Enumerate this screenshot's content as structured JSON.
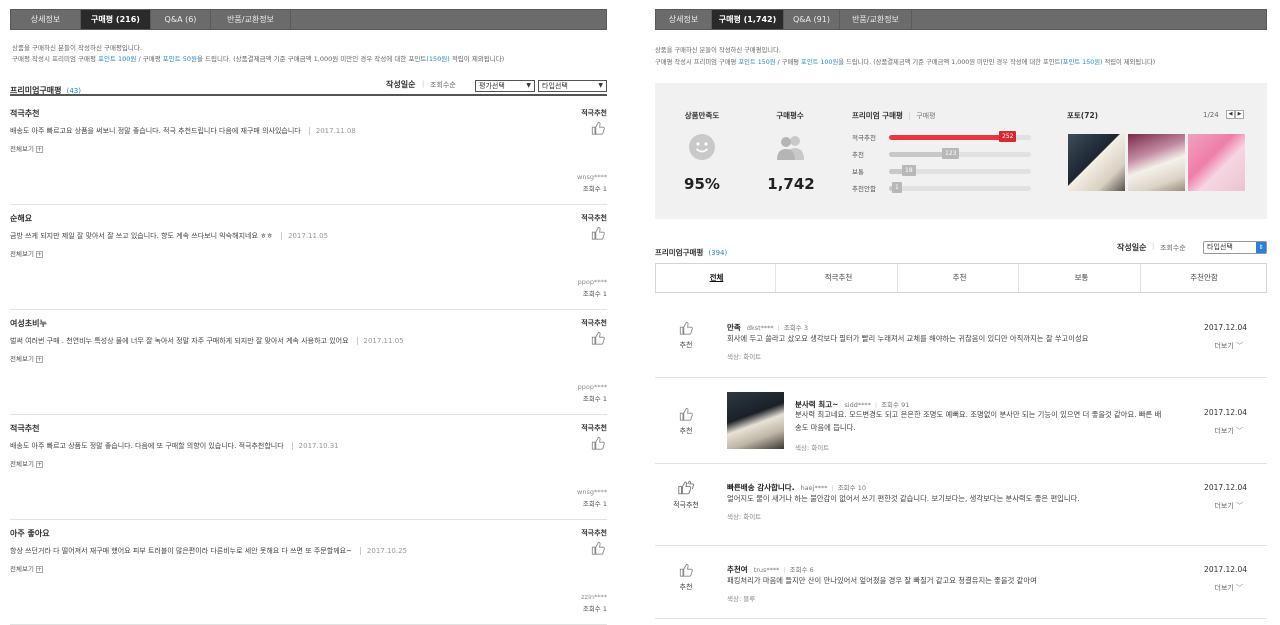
{
  "left": {
    "tabs": [
      "상세정보",
      "구매평 (216)",
      "Q&A (6)",
      "반품/교환정보"
    ],
    "notice_line1": "상품을 구매하신 분들이 작성하신 구매평입니다.",
    "notice_line2_a": "구매평 작성시 프리미엄 구매평 ",
    "notice_line2_b": "포인트 100원",
    "notice_line2_c": " / 구매평 ",
    "notice_line2_d": "포인트 50원",
    "notice_line2_e": "을 드립니다. (상품결제금액 기준 구매금액 1,000원 미만인 경우 작성에 대한 포인트",
    "notice_line2_f": "(150원)",
    "notice_line2_g": " 적립이 제외됩니다)",
    "section_title": "프리미엄구매평",
    "section_count": "(43)",
    "sort_active": "작성일순",
    "sort_views": "조회수순",
    "select_rating": "평가선택",
    "select_type": "타입선택",
    "reviews": [
      {
        "title": "적극추천",
        "badge": "적극추천",
        "text": "배송도 아주 빠르고요 상품을 써보니 정말 좋습니다. 적극 추천드립니다 다음에 재구매 의사있습니다",
        "date": "2017.11.08",
        "more": "전체보기",
        "user": "wnsg****",
        "views": "조회수 1"
      },
      {
        "title": "순해요",
        "badge": "적극추천",
        "text": "금방 쓰게 되지만 제일 잘 맞아서 잘 쓰고 있습니다. 향도 계속 쓰다보니 익숙해지네요 ㅎㅎ",
        "date": "2017.11.05",
        "more": "전체보기",
        "user": "ppop****",
        "views": "조회수 1"
      },
      {
        "title": "여성초비누",
        "badge": "적극추천",
        "text": "벌써 여러번 구매 . 천연비누 특성상 물에 너무 잘 녹아서 정말 자주 구매하게 되지만 잘 맞아서 계속 사용하고 있어요",
        "date": "2017.11.05",
        "more": "전체보기",
        "user": "ppop****",
        "views": "조회수 1"
      },
      {
        "title": "적극추천",
        "badge": "적극추천",
        "text": "배송도 아주 빠르고 상품도 정말 좋습니다. 다음에 또 구매할 의향이 있습니다. 적극추천합니다",
        "date": "2017.10.31",
        "more": "전체보기",
        "user": "wnsg****",
        "views": "조회수 1"
      },
      {
        "title": "아주 좋아요",
        "badge": "적극추천",
        "text": "항상 쓰던거라 다 떨어져서 재구매 했어요 피부 트러블이 많은편이라 다른비누로 세안 못해요 다 쓰면 또 주문할께요~",
        "date": "2017.10.25",
        "more": "전체보기",
        "user": "zzin****",
        "views": "조회수 1"
      }
    ]
  },
  "right": {
    "tabs": [
      "상세정보",
      "구매평 (1,742)",
      "Q&A (91)",
      "반품/교환정보"
    ],
    "notice_line1": "상품을 구매하신 분들이 작성하신 구매평입니다.",
    "notice_line2_a": "구매평 작성시 프리미엄 구매평 ",
    "notice_line2_b": "포인트 150원",
    "notice_line2_c": " / 구매평 ",
    "notice_line2_d": "포인트 100원",
    "notice_line2_e": "을 드립니다. (상품결제금액 기준 구매금액 1,000원 미만인 경우 작성에 대한 포인트",
    "notice_line2_f": "(포인트 150원)",
    "notice_line2_g": " 적립이 제외됩니다)",
    "summary": {
      "satisfaction_label": "상품만족도",
      "satisfaction_value": "95%",
      "reviewer_label": "구매평수",
      "reviewer_value": "1,742",
      "dist_title": "프리미엄 구매평",
      "dist_sub": "구매평",
      "dist": [
        {
          "label": "적극추천",
          "count": "252",
          "ratio": 0.8,
          "highlight": true
        },
        {
          "label": "추천",
          "count": "123",
          "ratio": 0.4,
          "highlight": false
        },
        {
          "label": "보통",
          "count": "18",
          "ratio": 0.12,
          "highlight": false
        },
        {
          "label": "추천안함",
          "count": "1",
          "ratio": 0.05,
          "highlight": false
        }
      ],
      "photo_label": "포토(72)",
      "photo_page": "1/24"
    },
    "section_title": "프리미엄구매평",
    "section_count": "(394)",
    "sort_active": "작성일순",
    "sort_views": "조회수순",
    "select_type": "타입선택",
    "filters": [
      "전체",
      "적극추천",
      "추천",
      "보통",
      "추천안함"
    ],
    "reviews": [
      {
        "rating": "추천",
        "title": "만족",
        "user": "dkst****",
        "views": "조회수 3",
        "text": "회사에 두고 쓸라고 샀오요 생각보다 필터가 빨리 누래져서 교체를 해야하는 귀찮음이 있디만 아직까지는 잘 쑤고이성요",
        "option": "색상: 화이트",
        "date": "2017.12.04",
        "more": "더보기"
      },
      {
        "rating": "추천",
        "title": "분사력 최고~",
        "user": "sidd****",
        "views": "조회수 91",
        "text": "분사력 최고네요. 모드변경도 되고 은은한 조명도 예뻐요. 조명없이 분사만 되는 기능이 있으면 더 좋을것 같아요. 빠른 배송도 마음에 듭니다.",
        "option": "색상: 화이트",
        "date": "2017.12.04",
        "more": "더보기"
      },
      {
        "rating": "적극추천",
        "title": "빠른배송 감사합니다.",
        "user": "haej****",
        "views": "조회수 10",
        "text": "얼어지도 물이 새거나 하는 불안감이 없어서 쓰기 편한것 같습니다. 보기보다는, 생각보다는 분사력도 좋은 편입니다.",
        "option": "색상: 화이트",
        "date": "2017.12.04",
        "more": "더보기"
      },
      {
        "rating": "추천",
        "title": "추천여",
        "user": "trus****",
        "views": "조회수 6",
        "text": "패킹처리가 마음에 들지만 산이 안나있어서 엎어졌을 경우 잘 빠질거 같고요 청결유지는 좋을것 같아여",
        "option": "색상: 블루",
        "date": "2017.12.04",
        "more": "더보기"
      }
    ]
  },
  "colors": {
    "accent": "#1e8ac8",
    "highlight": "#e8383d",
    "tab_active": "#2a2a2a"
  }
}
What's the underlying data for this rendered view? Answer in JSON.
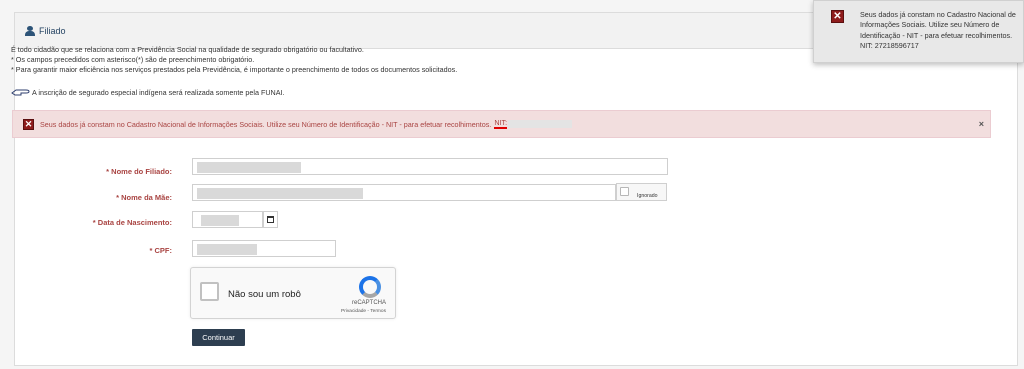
{
  "panel": {
    "title": "Filiado"
  },
  "intro": {
    "lines": [
      "É todo cidadão que se relaciona com a Previdência Social na qualidade de segurado obrigatório ou facultativo.",
      "* Os campos precedidos com asterisco(*) são de preenchimento obrigatório.",
      "* Para garantir maior eficiência nos serviços prestados pela Previdência, é importante o preenchimento de todos os documentos solicitados."
    ],
    "notice": "A inscrição de segurado especial indígena será realizada somente pela FUNAI."
  },
  "alert": {
    "message": "Seus dados já constam no Cadastro Nacional de Informações Sociais. Utilize seu Número de Identificação - NIT - para efetuar recolhimentos.",
    "nit_label": "NIT:",
    "close": "×"
  },
  "form": {
    "nome_filiado_label": "* Nome do Filiado:",
    "nome_mae_label": "* Nome da Mãe:",
    "ignorado_label": "Ignorado",
    "data_nascimento_label": "* Data de Nascimento:",
    "cpf_label": "* CPF:"
  },
  "captcha": {
    "label": "Não sou um robô",
    "brand": "reCAPTCHA",
    "links": "Privacidade - Termos"
  },
  "buttons": {
    "continuar": "Continuar"
  },
  "toast": {
    "message": "Seus dados já constam no Cadastro Nacional de Informações Sociais. Utilize seu Número de Identificação - NIT - para efetuar recolhimentos. NIT: 27218596717"
  },
  "icons": {
    "error": "error-x-icon",
    "user": "user-icon",
    "hand": "pointing-hand-icon",
    "calendar": "calendar-icon",
    "recaptcha": "recaptcha-logo-icon"
  },
  "colors": {
    "error_text": "#a94442",
    "error_bg": "#f2dede",
    "button_bg": "#2d3e50",
    "header_text": "#1f3f5f"
  }
}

★ ★ ★ ★

GOAL: Transcribe each entry precisely as given, leaving the pictures out.

EXERCISE OUTPUT:
Enumerate this screenshot's content as structured JSON.
{
  "left": {
    "tabs": [
      "상세정보",
      "구매평 (216)",
      "Q&A (6)",
      "반품/교환정보"
    ],
    "notice_line1": "상품을 구매하신 분들이 작성하신 구매평입니다.",
    "notice_line2_a": "구매평 작성시 프리미엄 구매평 ",
    "notice_line2_b": "포인트 100원",
    "notice_line2_c": " / 구매평 ",
    "notice_line2_d": "포인트 50원",
    "notice_line2_e": "을 드립니다. (상품결제금액 기준 구매금액 1,000원 미만인 경우 작성에 대한 포인트",
    "notice_line2_f": "(150원)",
    "notice_line2_g": " 적립이 제외됩니다)",
    "section_title": "프리미엄구매평",
    "section_count": "(43)",
    "sort_active": "작성일순",
    "sort_views": "조회수순",
    "select_rating": "평가선택",
    "select_type": "타입선택",
    "reviews": [
      {
        "title": "적극추천",
        "badge": "적극추천",
        "text": "배송도 아주 빠르고요 상품을 써보니 정말 좋습니다. 적극 추천드립니다 다음에 재구매 의사있습니다",
        "date": "2017.11.08",
        "more": "전체보기",
        "user": "wnsg****",
        "views": "조회수 1"
      },
      {
        "title": "순해요",
        "badge": "적극추천",
        "text": "금방 쓰게 되지만 제일 잘 맞아서 잘 쓰고 있습니다. 향도 계속 쓰다보니 익숙해지네요 ㅎㅎ",
        "date": "2017.11.05",
        "more": "전체보기",
        "user": "ppop****",
        "views": "조회수 1"
      },
      {
        "title": "여성초비누",
        "badge": "적극추천",
        "text": "벌써 여러번 구매 . 천연비누 특성상 물에 너무 잘 녹아서 정말 자주 구매하게 되지만 잘 맞아서 계속 사용하고 있어요",
        "date": "2017.11.05",
        "more": "전체보기",
        "user": "ppop****",
        "views": "조회수 1"
      },
      {
        "title": "적극추천",
        "badge": "적극추천",
        "text": "배송도 아주 빠르고 상품도 정말 좋습니다. 다음에 또 구매할 의향이 있습니다. 적극추천합니다",
        "date": "2017.10.31",
        "more": "전체보기",
        "user": "wnsg****",
        "views": "조회수 1"
      },
      {
        "title": "아주 좋아요",
        "badge": "적극추천",
        "text": "항상 쓰던거라 다 떨어져서 재구매 했어요 피부 트러블이 많은편이라 다른비누로 세안 못해요 다 쓰면 또 주문할께요~",
        "date": "2017.10.25",
        "more": "전체보기",
        "user": "zzin****",
        "views": "조회수 1"
      }
    ]
  },
  "right": {
    "tabs": [
      "상세정보",
      "구매평 (1,742)",
      "Q&A (91)",
      "반품/교환정보"
    ],
    "notice_line1": "상품을 구매하신 분들이 작성하신 구매평입니다.",
    "notice_line2_a": "구매평 작성시 프리미엄 구매평 ",
    "notice_line2_b": "포인트 150원",
    "notice_line2_c": " / 구매평 ",
    "notice_line2_d": "포인트 100원",
    "notice_line2_e": "을 드립니다. (상품결제금액 기준 구매금액 1,000원 미만인 경우 작성에 대한 포인트",
    "notice_line2_f": "(포인트 150원)",
    "notice_line2_g": " 적립이 제외됩니다)",
    "summary": {
      "satisfaction_label": "상품만족도",
      "satisfaction_value": "95%",
      "reviewer_label": "구매평수",
      "reviewer_value": "1,742",
      "dist_title": "프리미엄 구매평",
      "dist_sub": "구매평",
      "dist": [
        {
          "label": "적극추천",
          "count": "252",
          "ratio": 0.8,
          "highlight": true
        },
        {
          "label": "추천",
          "count": "123",
          "ratio": 0.4,
          "highlight": false
        },
        {
          "label": "보통",
          "count": "18",
          "ratio": 0.12,
          "highlight": false
        },
        {
          "label": "추천안함",
          "count": "1",
          "ratio": 0.05,
          "highlight": false
        }
      ],
      "photo_label": "포토(72)",
      "photo_page": "1/24"
    },
    "section_title": "프리미엄구매평",
    "section_count": "(394)",
    "sort_active": "작성일순",
    "sort_views": "조회수순",
    "select_type": "타입선택",
    "filters": [
      "전체",
      "적극추천",
      "추천",
      "보통",
      "추천안함"
    ],
    "reviews": [
      {
        "rating": "추천",
        "title": "만족",
        "user": "dkst****",
        "views": "조회수 3",
        "text": "회사에 두고 쓸라고 샀오요 생각보다 필터가 빨리 누래져서 교체를 해야하는 귀찮음이 있디만 아직까지는 잘 쑤고이성요",
        "option": "색상: 화이트",
        "date": "2017.12.04",
        "more": "더보기"
      },
      {
        "rating": "추천",
        "title": "분사력 최고~",
        "user": "sidd****",
        "views": "조회수 91",
        "text": "분사력 최고네요. 모드변경도 되고 은은한 조명도 예뻐요. 조명없이 분사만 되는 기능이 있으면 더 좋을것 같아요. 빠른 배송도 마음에 듭니다.",
        "option": "색상: 화이트",
        "date": "2017.12.04",
        "more": "더보기"
      },
      {
        "rating": "적극추천",
        "title": "빠른배송 감사합니다.",
        "user": "haej****",
        "views": "조회수 10",
        "text": "얼어지도 물이 새거나 하는 불안감이 없어서 쓰기 편한것 같습니다. 보기보다는, 생각보다는 분사력도 좋은 편입니다.",
        "option": "색상: 화이트",
        "date": "2017.12.04",
        "more": "더보기"
      },
      {
        "rating": "추천",
        "title": "추천여",
        "user": "trus****",
        "views": "조회수 6",
        "text": "패킹처리가 마음에 들지만 산이 안나있어서 엎어졌을 경우 잘 빠질거 같고요 청결유지는 좋을것 같아여",
        "option": "색상: 블루",
        "date": "2017.12.04",
        "more": "더보기"
      }
    ]
  },
  "colors": {
    "accent": "#1e8ac8",
    "highlight": "#e8383d",
    "tab_active": "#2a2a2a"
  }
}
What's the underlying data for this rendered view? Answer in JSON.
{
  "panel": {
    "title": "Filiado"
  },
  "intro": {
    "lines": [
      "É todo cidadão que se relaciona com a Previdência Social na qualidade de segurado obrigatório ou facultativo.",
      "* Os campos precedidos com asterisco(*) são de preenchimento obrigatório.",
      "* Para garantir maior eficiência nos serviços prestados pela Previdência, é importante o preenchimento de todos os documentos solicitados."
    ],
    "notice": "A inscrição de segurado especial indígena será realizada somente pela FUNAI."
  },
  "alert": {
    "message": "Seus dados já constam no Cadastro Nacional de Informações Sociais. Utilize seu Número de Identificação - NIT - para efetuar recolhimentos.",
    "nit_label": "NIT:",
    "close": "×"
  },
  "form": {
    "nome_filiado_label": "* Nome do Filiado:",
    "nome_mae_label": "* Nome da Mãe:",
    "ignorado_label": "Ignorado",
    "data_nascimento_label": "* Data de Nascimento:",
    "cpf_label": "* CPF:"
  },
  "captcha": {
    "label": "Não sou um robô",
    "brand": "reCAPTCHA",
    "links": "Privacidade - Termos"
  },
  "buttons": {
    "continuar": "Continuar"
  },
  "toast": {
    "message": "Seus dados já constam no Cadastro Nacional de Informações Sociais. Utilize seu Número de Identificação - NIT - para efetuar recolhimentos. NIT: 27218596717"
  },
  "icons": {
    "error": "error-x-icon",
    "user": "user-icon",
    "hand": "pointing-hand-icon",
    "calendar": "calendar-icon",
    "recaptcha": "recaptcha-logo-icon"
  },
  "colors": {
    "error_text": "#a94442",
    "error_bg": "#f2dede",
    "button_bg": "#2d3e50",
    "header_text": "#1f3f5f"
  }
}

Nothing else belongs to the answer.